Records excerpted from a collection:
****
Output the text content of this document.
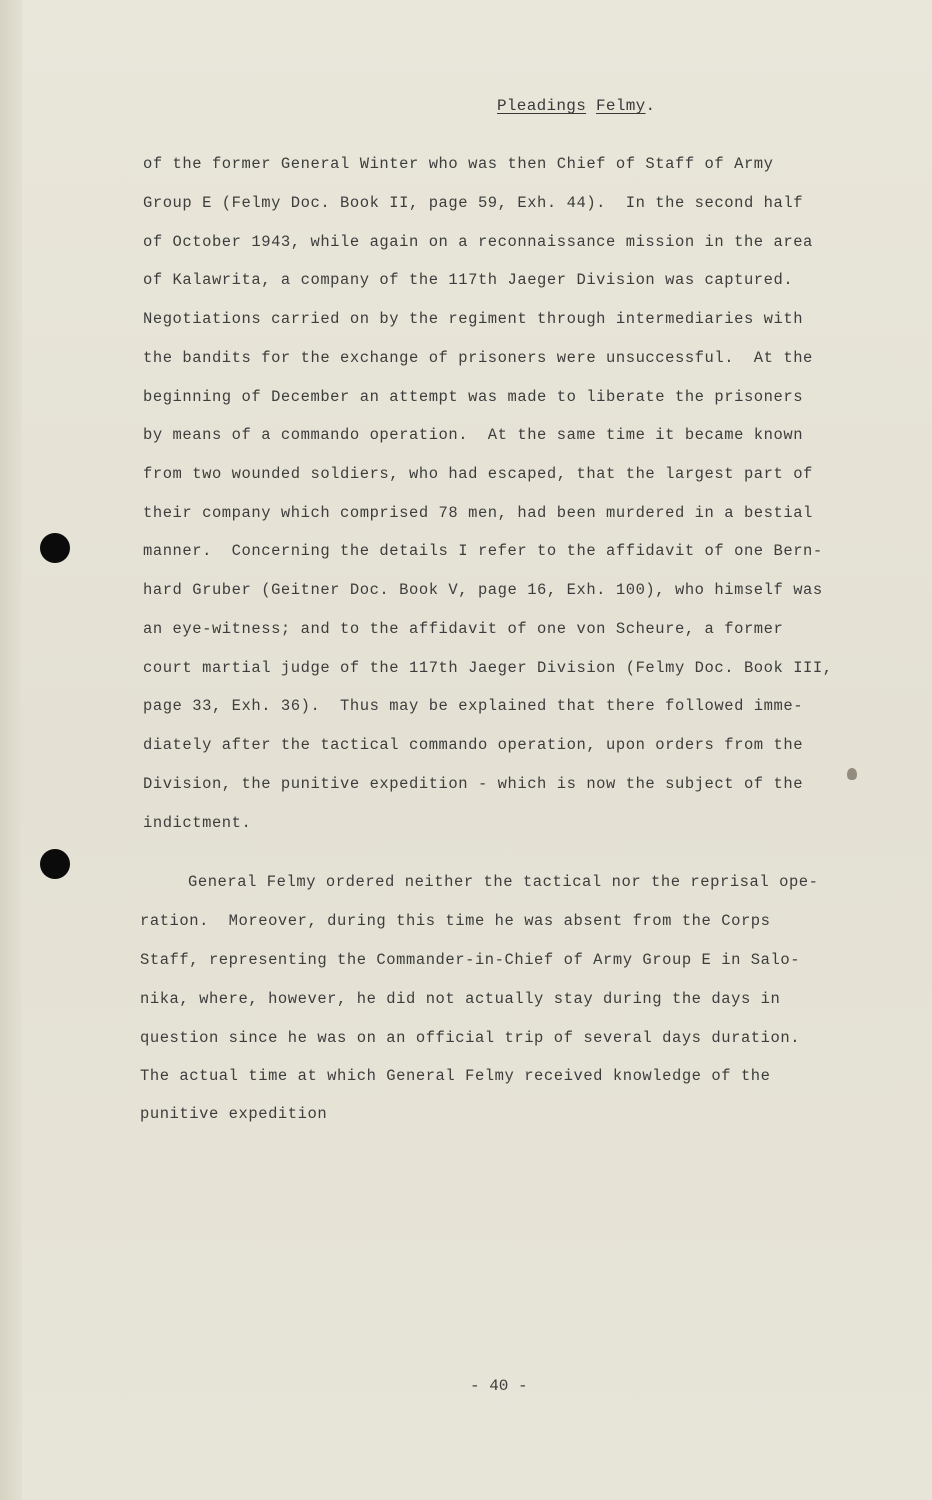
Pleadings Felmy.
of the former General Winter who was then Chief of Staff of Army
Group E (Felmy Doc. Book II, page 59, Exh. 44).  In the second half
of October 1943, while again on a reconnaissance mission in the area
of Kalawrita, a company of the 117th Jaeger Division was captured.
Negotiations carried on by the regiment through intermediaries with
the bandits for the exchange of prisoners were unsuccessful.  At the
beginning of December an attempt was made to liberate the prisoners
by means of a commando operation.  At the same time it became known
from two wounded soldiers, who had escaped, that the largest part of
their company which comprised 78 men, had been murdered in a bestial
manner.  Concerning the details I refer to the affidavit of one Bern-
hard Gruber (Geitner Doc. Book V, page 16, Exh. 100), who himself was
an eye-witness; and to the affidavit of one von Scheure, a former
court martial judge of the 117th Jaeger Division (Felmy Doc. Book III,
page 33, Exh. 36).  Thus may be explained that there followed imme-
diately after the tactical commando operation, upon orders from the
Division, the punitive expedition - which is now the subject of the
indictment.
General Felmy ordered neither the tactical nor the reprisal ope-
ration.  Moreover, during this time he was absent from the Corps
Staff, representing the Commander-in-Chief of Army Group E in Salo-
nika, where, however, he did not actually stay during the days in
question since he was on an official trip of several days duration.
The actual time at which General Felmy received knowledge of the
punitive expedition
- 40 -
****
REQUIREMENTS: Across the records, count the lines holding the string "tactical". Give the number and stop.

OUTPUT: 2